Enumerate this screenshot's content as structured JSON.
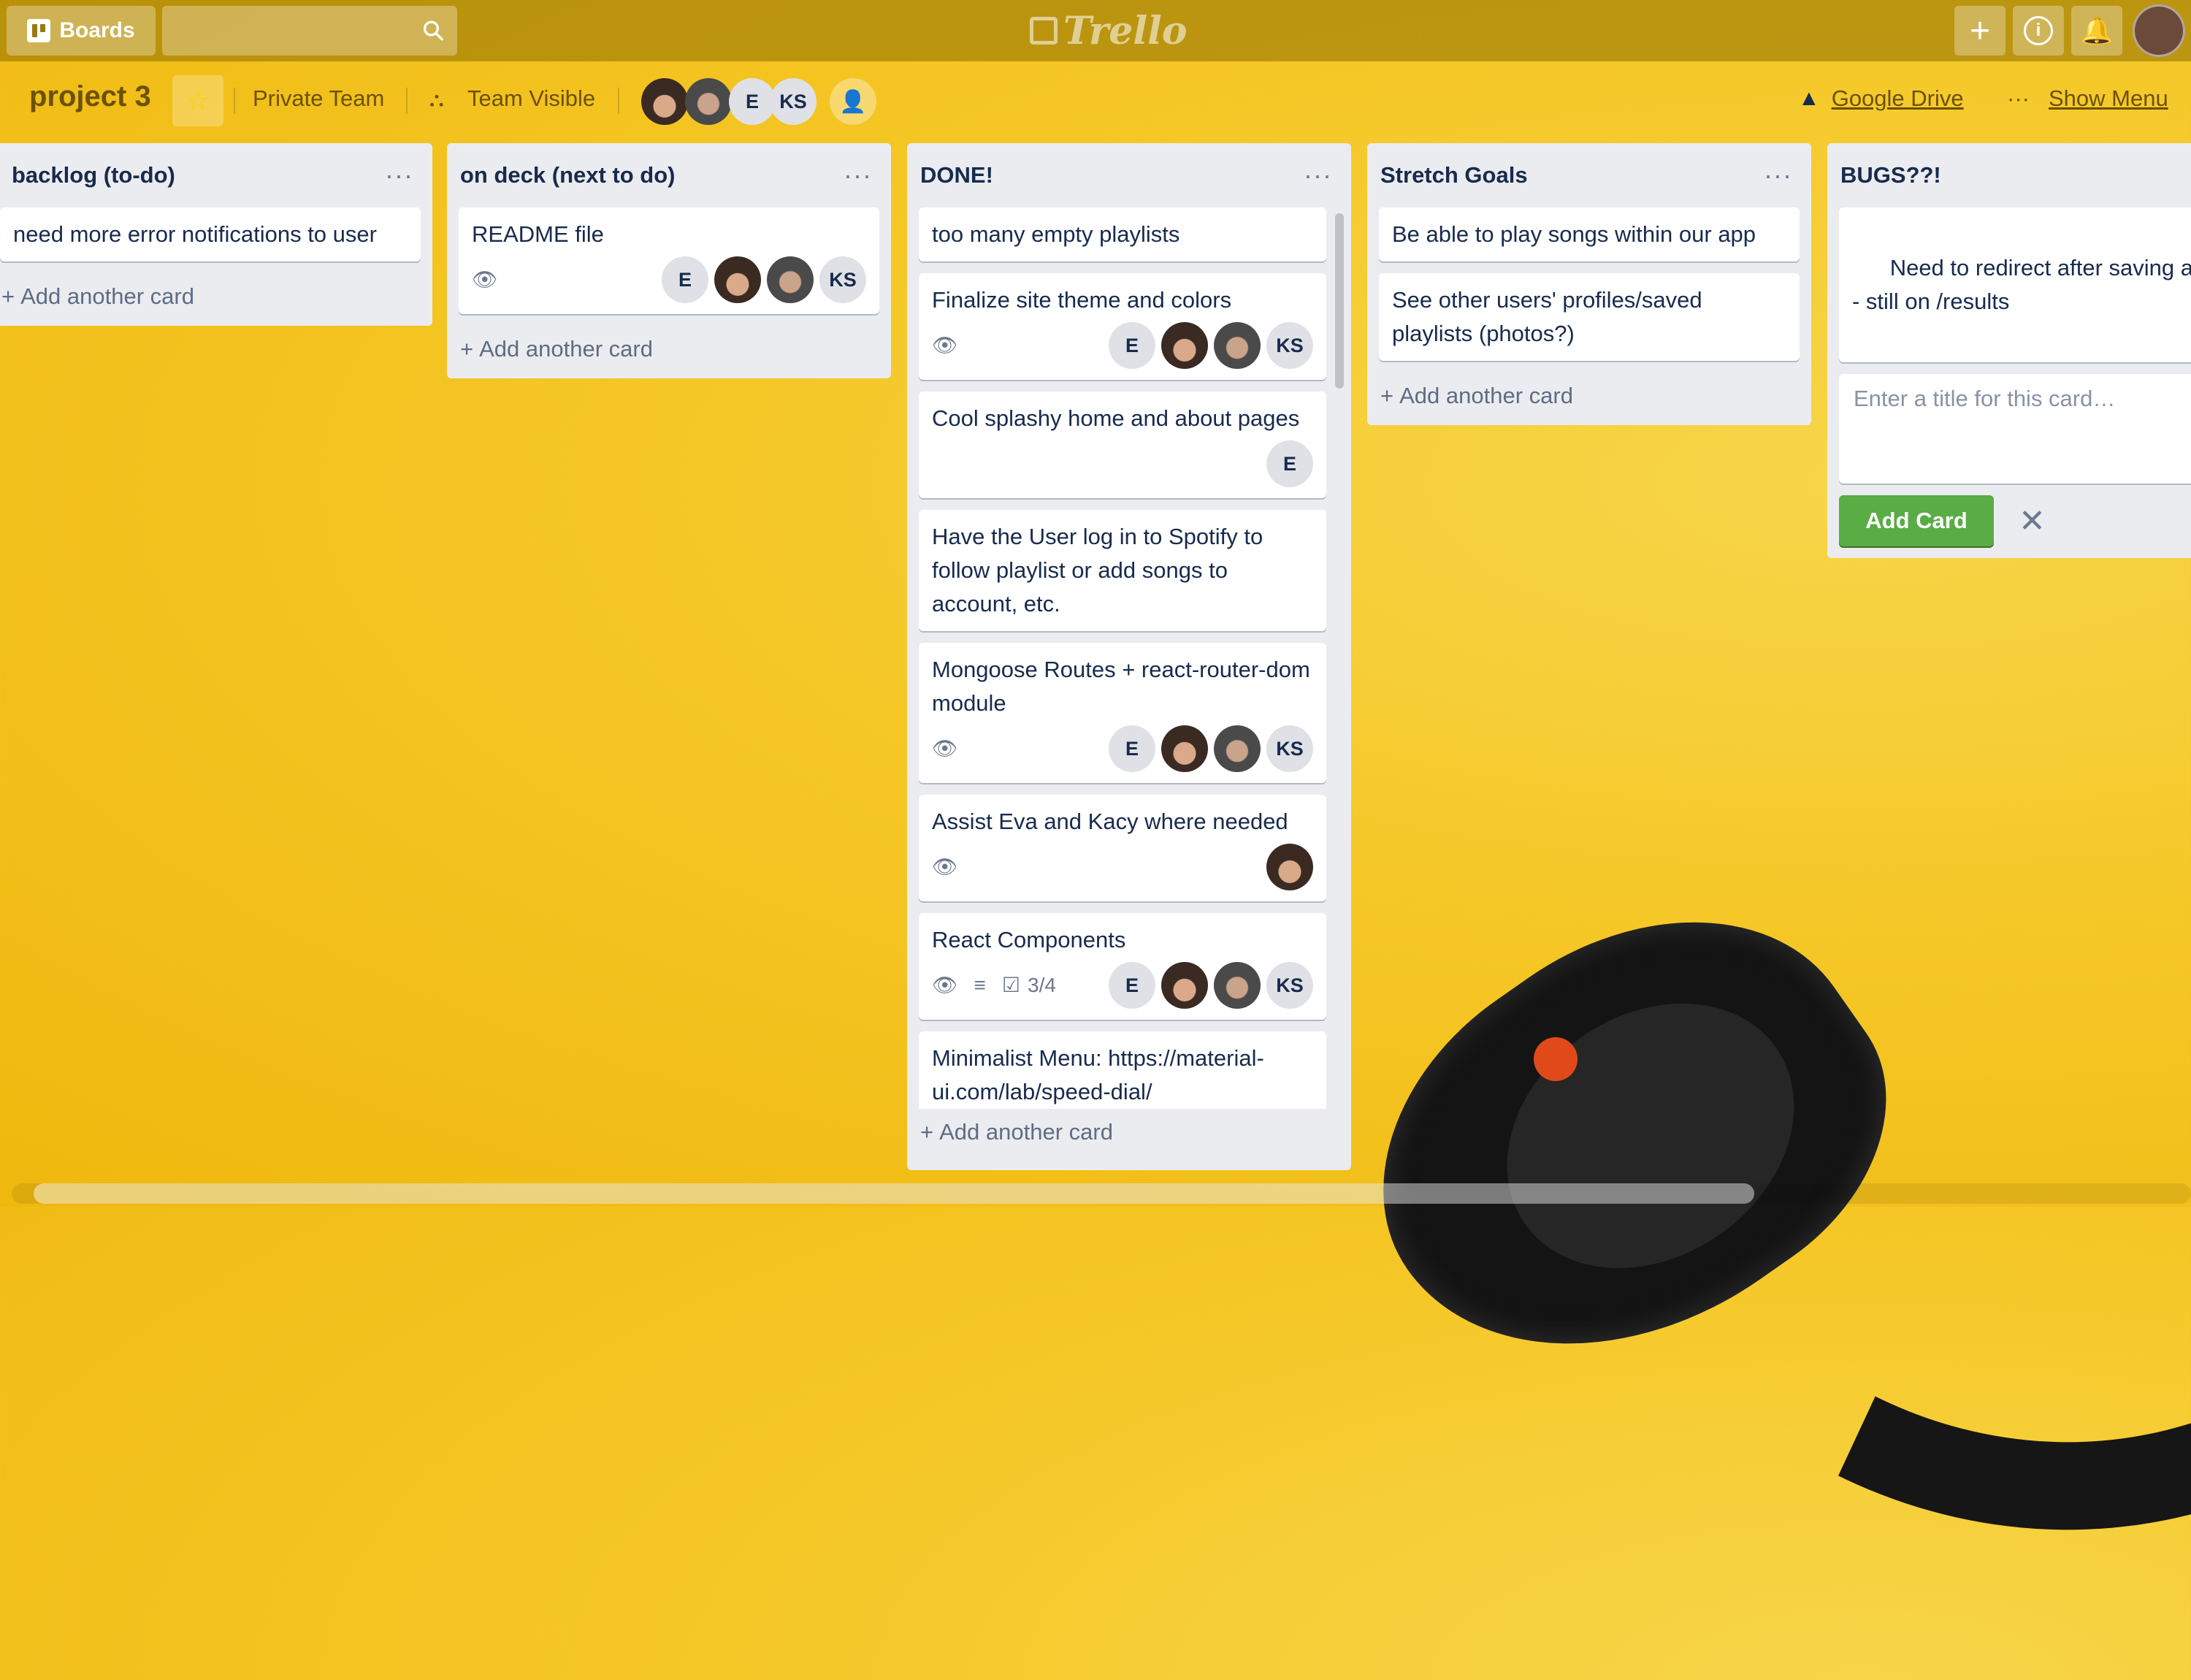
{
  "topbar": {
    "boards_label": "Boards",
    "search_value": "",
    "logo_text": "Trello",
    "plus": "+",
    "info": "i",
    "bell": "🔔"
  },
  "board": {
    "title": "project 3",
    "team": "Private Team",
    "visibility": "Team Visible",
    "members": [
      "E",
      "KS"
    ],
    "google_drive": "Google Drive",
    "show_menu": "Show Menu",
    "menu_dots": "···"
  },
  "lists": [
    {
      "title": "backlog (to-do)",
      "cards": [
        {
          "text": "need more error notifications to user"
        }
      ],
      "add_card": "Add another card"
    },
    {
      "title": "on deck (next to do)",
      "cards": [
        {
          "text": "README file",
          "members": [
            "E",
            "KS"
          ]
        }
      ],
      "add_card": "Add another card"
    },
    {
      "title": "DONE!",
      "cards": [
        {
          "text": "too many empty playlists"
        },
        {
          "text": "Finalize site theme and colors",
          "members": [
            "E",
            "KS"
          ]
        },
        {
          "text": "Cool splashy home and about pages",
          "members": [
            "E"
          ]
        },
        {
          "text": "Have the User log in to Spotify to follow playlist or add songs to account, etc."
        },
        {
          "text": "Mongoose Routes + react-router-dom module",
          "members": [
            "E",
            "KS"
          ]
        },
        {
          "text": "Assist Eva and Kacy where needed"
        },
        {
          "text": "React Components",
          "checklist": "3/4",
          "members": [
            "E",
            "KS"
          ]
        },
        {
          "text": "Minimalist Menu: https://material-ui.com/lab/speed-dial/"
        }
      ],
      "add_card": "Add another card"
    },
    {
      "title": "Stretch Goals",
      "cards": [
        {
          "text": "Be able to play songs within our app"
        },
        {
          "text": "See other users' profiles/saved playlists (photos?)"
        }
      ],
      "add_card": "Add another card"
    },
    {
      "title": "BUGS??!",
      "cards": [
        {
          "text": "Need to redirect after saving a pla\n- still on /results"
        }
      ],
      "composer_placeholder": "Enter a title for this card…",
      "add_button": "Add Card"
    }
  ]
}
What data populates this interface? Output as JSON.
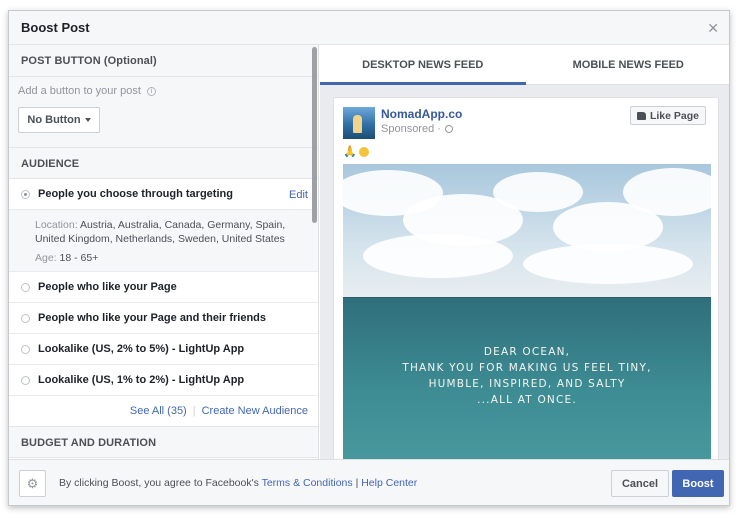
{
  "modal": {
    "title": "Boost Post"
  },
  "left": {
    "post_button": {
      "heading": "POST BUTTON (Optional)",
      "hint": "Add a button to your post",
      "select_value": "No Button"
    },
    "audience": {
      "heading": "AUDIENCE",
      "selected": {
        "label": "People you choose through targeting",
        "edit": "Edit",
        "location_key": "Location:",
        "location_value": "Austria, Australia, Canada, Germany, Spain, United Kingdom, Netherlands, Sweden, United States",
        "age_key": "Age:",
        "age_value": "18 - 65+"
      },
      "options": [
        "People who like your Page",
        "People who like your Page and their friends",
        "Lookalike (US, 2% to 5%) - LightUp App",
        "Lookalike (US, 1% to 2%) - LightUp App"
      ],
      "see_all": "See All (35)",
      "create_new": "Create New Audience"
    },
    "budget": {
      "heading": "BUDGET AND DURATION"
    }
  },
  "preview": {
    "tabs": [
      "DESKTOP NEWS FEED",
      "MOBILE NEWS FEED"
    ],
    "active_tab": 0,
    "page_name": "NomadApp.co",
    "sponsored": "Sponsored ·",
    "like_page": "Like Page",
    "emoji_text": "🙏",
    "quote_lines": [
      "DEAR OCEAN,",
      "THANK YOU FOR MAKING US FEEL TINY,",
      "HUMBLE, INSPIRED, AND SALTY",
      "...ALL AT ONCE."
    ]
  },
  "footer": {
    "agree_prefix": "By clicking Boost, you agree to Facebook's",
    "terms": "Terms & Conditions",
    "divider": "|",
    "help": "Help Center",
    "cancel": "Cancel",
    "boost": "Boost"
  },
  "colors": {
    "accent": "#4267b2",
    "link": "#365899"
  }
}
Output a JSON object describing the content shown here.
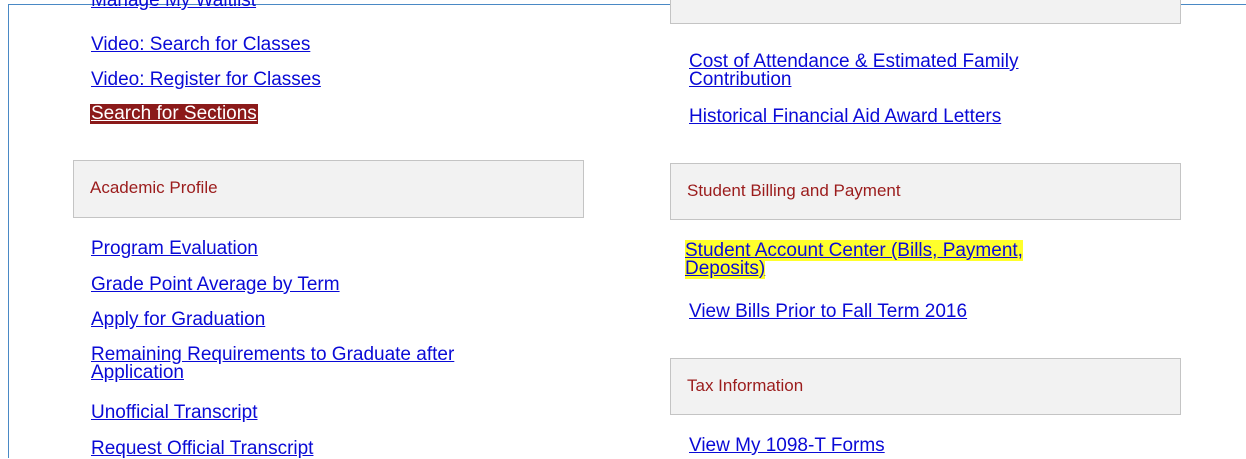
{
  "left": {
    "partial_link": "Manage My Waitlist",
    "links_top": [
      "Video: Search for Classes",
      "Video: Register for Classes",
      "Search for Sections"
    ],
    "panel_title": "Academic Profile",
    "links_bottom": [
      "Program Evaluation",
      "Grade Point Average by Term",
      "Apply for Graduation",
      "Remaining Requirements to Graduate after Application",
      "Unofficial Transcript",
      "Request Official Transcript"
    ]
  },
  "right": {
    "links_top": [
      "Cost of Attendance & Estimated Family Contribution",
      "Historical Financial Aid Award Letters"
    ],
    "billing_panel_title": "Student Billing and Payment",
    "billing_links": [
      "Student Account Center (Bills, Payment, Deposits)",
      "View Bills Prior to Fall Term 2016"
    ],
    "tax_panel_title": "Tax Information",
    "tax_links": [
      "View My 1098-T Forms"
    ]
  },
  "colors": {
    "link": "#0a0ad6",
    "selected_bg": "#8b1a1a",
    "panel_title": "#9b1c1c",
    "highlight": "#ffff2b",
    "frame": "#4a89c5"
  }
}
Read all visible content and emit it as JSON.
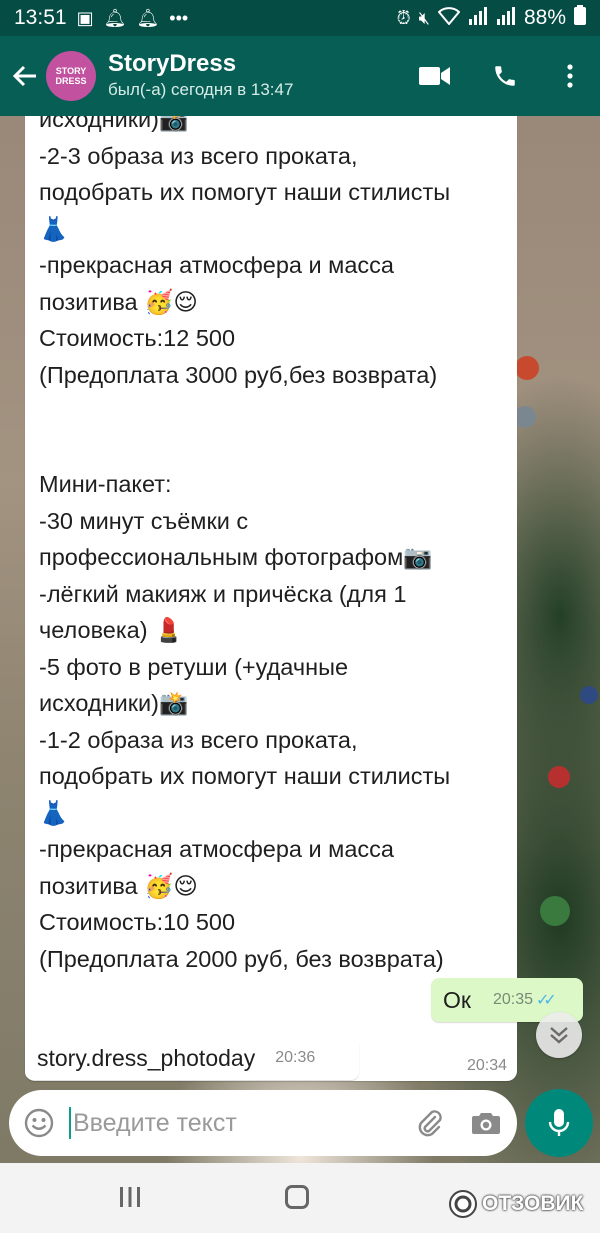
{
  "status_bar": {
    "time": "13:51",
    "battery": "88%"
  },
  "header": {
    "contact_name": "StoryDress",
    "last_seen": "был(-а) сегодня в 13:47",
    "avatar_text_line1": "STORY",
    "avatar_text_line2": "DRESS"
  },
  "message_in": {
    "lines": [
      "исходники)📸",
      "-2-3 образа из всего проката,",
      "подобрать их помогут наши стилисты",
      "👗",
      "-прекрасная атмосфера и масса",
      "позитива 🥳😌",
      "Стоимость:12 500",
      "(Предоплата 3000 руб,без возврата)",
      "",
      "",
      "Мини-пакет:",
      "-30 минут съёмки с",
      "профессиональным фотографом📷",
      "-лёгкий макияж и причёска (для 1",
      "человека) 💄",
      "-5 фото в ретуши (+удачные",
      "исходники)📸",
      "-1-2 образа из всего проката,",
      "подобрать их помогут наши стилисты",
      "👗",
      "-прекрасная атмосфера и масса",
      "позитива 🥳😌",
      "Стоимость:10 500",
      "(Предоплата 2000 руб, без возврата)"
    ],
    "time": "20:34"
  },
  "message_out": {
    "text": "Ок",
    "time": "20:35",
    "ticks": "✓✓"
  },
  "message_link": {
    "text": "story.dress_photoday",
    "time": "20:36"
  },
  "composer": {
    "placeholder": "Введите текст"
  },
  "watermark": {
    "text": "ОТЗОВИК"
  },
  "colors": {
    "header_bg": "#075e54",
    "status_bg": "#054d44",
    "outgoing_bubble": "#dcf8c6",
    "mic_button": "#00897b",
    "read_ticks": "#4fb6ec"
  }
}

> [PROBLEM STATEMENT]
Scan the material above. Copy each line where "возврата" occurs.

> [EXERCISE RESULT]
      "(Предоплата 3000 руб,без возврата)",
      "(Предоплата 2000 руб, без возврата)"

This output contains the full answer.